→ The input
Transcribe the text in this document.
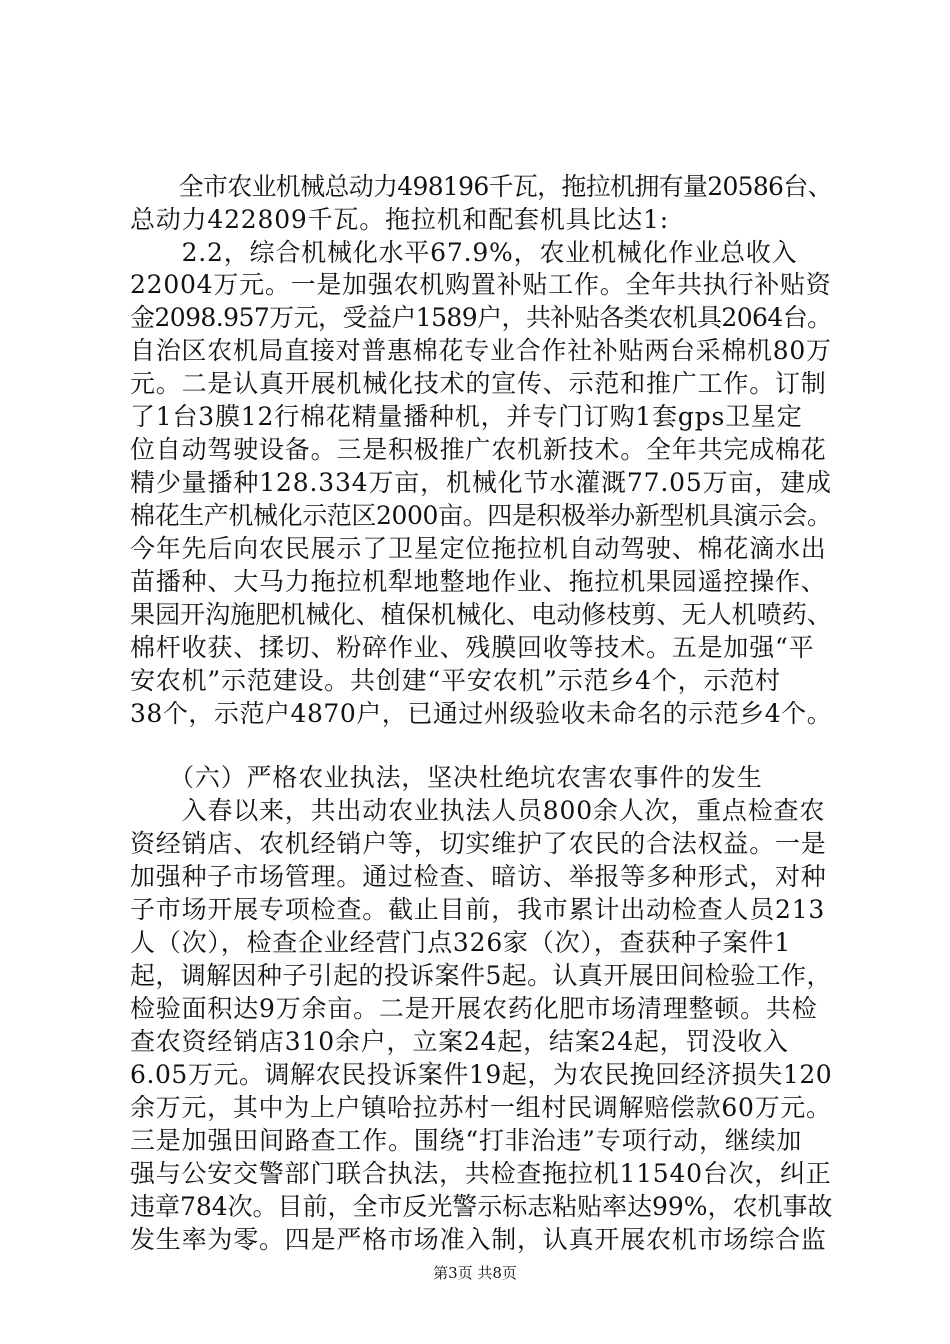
　　全市农业机械总动力498196千瓦，拖拉机拥有量20586台、
总动力422809千瓦。拖拉机和配套机具比达1:
　　2.2，综合机械化水平67.9%，农业机械化作业总收入
22004万元。一是加强农机购置补贴工作。全年共执行补贴资
金2098.957万元，受益户1589户，共补贴各类农机具2064台。
自治区农机局直接对普惠棉花专业合作社补贴两台采棉机80万
元。二是认真开展机械化技术的宣传、示范和推广工作。订制
了1台3膜12行棉花精量播种机，并专门订购1套gps卫星定
位自动驾驶设备。三是积极推广农机新技术。全年共完成棉花
精少量播种128.334万亩，机械化节水灌溉77.05万亩，建成
棉花生产机械化示范区2000亩。四是积极举办新型机具演示会。
今年先后向农民展示了卫星定位拖拉机自动驾驶、棉花滴水出
苗播种、大马力拖拉机犁地整地作业、拖拉机果园遥控操作、
果园开沟施肥机械化、植保机械化、电动修枝剪、无人机喷药、
棉杆收获、揉切、粉碎作业、残膜回收等技术。五是加强“平
安农机”示范建设。共创建“平安农机”示范乡4个，示范村
38个，示范户4870户，已通过州级验收未命名的示范乡4个。
　　（六）严格农业执法，坚决杜绝坑农害农事件的发生
　　入春以来，共出动农业执法人员800余人次，重点检查农
资经销店、农机经销户等，切实维护了农民的合法权益。一是
加强种子市场管理。通过检查、暗访、举报等多种形式，对种
子市场开展专项检查。截止目前，我市累计出动检查人员213
人（次），检查企业经营门点326家（次），查获种子案件1
起，调解因种子引起的投诉案件5起。认真开展田间检验工作，
检验面积达9万余亩。二是开展农药化肥市场清理整顿。共检
查农资经销店310余户，立案24起，结案24起，罚没收入
6.05万元。调解农民投诉案件19起，为农民挽回经济损失120
余万元，其中为上户镇哈拉苏村一组村民调解赔偿款60万元。
三是加强田间路查工作。围绕“打非治违”专项行动，继续加
强与公安交警部门联合执法，共检查拖拉机11540台次，纠正
违章784次。目前，全市反光警示标志粘贴率达99%，农机事故
发生率为零。四是严格市场准入制，认真开展农机市场综合监
第3页 共8页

→ Stated task
Transcribe every line in the entries above, taking out only the images.

→ Result for this task
Transcribe the text in this document.
　　全市农业机械总动力498196千瓦，拖拉机拥有量20586台、
总动力422809千瓦。拖拉机和配套机具比达1:
　　2.2，综合机械化水平67.9%，农业机械化作业总收入
22004万元。一是加强农机购置补贴工作。全年共执行补贴资
金2098.957万元，受益户1589户，共补贴各类农机具2064台。
自治区农机局直接对普惠棉花专业合作社补贴两台采棉机80万
元。二是认真开展机械化技术的宣传、示范和推广工作。订制
了1台3膜12行棉花精量播种机，并专门订购1套gps卫星定
位自动驾驶设备。三是积极推广农机新技术。全年共完成棉花
精少量播种128.334万亩，机械化节水灌溉77.05万亩，建成
棉花生产机械化示范区2000亩。四是积极举办新型机具演示会。
今年先后向农民展示了卫星定位拖拉机自动驾驶、棉花滴水出
苗播种、大马力拖拉机犁地整地作业、拖拉机果园遥控操作、
果园开沟施肥机械化、植保机械化、电动修枝剪、无人机喷药、
棉杆收获、揉切、粉碎作业、残膜回收等技术。五是加强“平
安农机”示范建设。共创建“平安农机”示范乡4个，示范村
38个，示范户4870户，已通过州级验收未命名的示范乡4个。
　　（六）严格农业执法，坚决杜绝坑农害农事件的发生
　　入春以来，共出动农业执法人员800余人次，重点检查农
资经销店、农机经销户等，切实维护了农民的合法权益。一是
加强种子市场管理。通过检查、暗访、举报等多种形式，对种
子市场开展专项检查。截止目前，我市累计出动检查人员213
人（次），检查企业经营门点326家（次），查获种子案件1
起，调解因种子引起的投诉案件5起。认真开展田间检验工作，
检验面积达9万余亩。二是开展农药化肥市场清理整顿。共检
查农资经销店310余户，立案24起，结案24起，罚没收入
6.05万元。调解农民投诉案件19起，为农民挽回经济损失120
余万元，其中为上户镇哈拉苏村一组村民调解赔偿款60万元。
三是加强田间路查工作。围绕“打非治违”专项行动，继续加
强与公安交警部门联合执法，共检查拖拉机11540台次，纠正
违章784次。目前，全市反光警示标志粘贴率达99%，农机事故
发生率为零。四是严格市场准入制，认真开展农机市场综合监
第3页 共8页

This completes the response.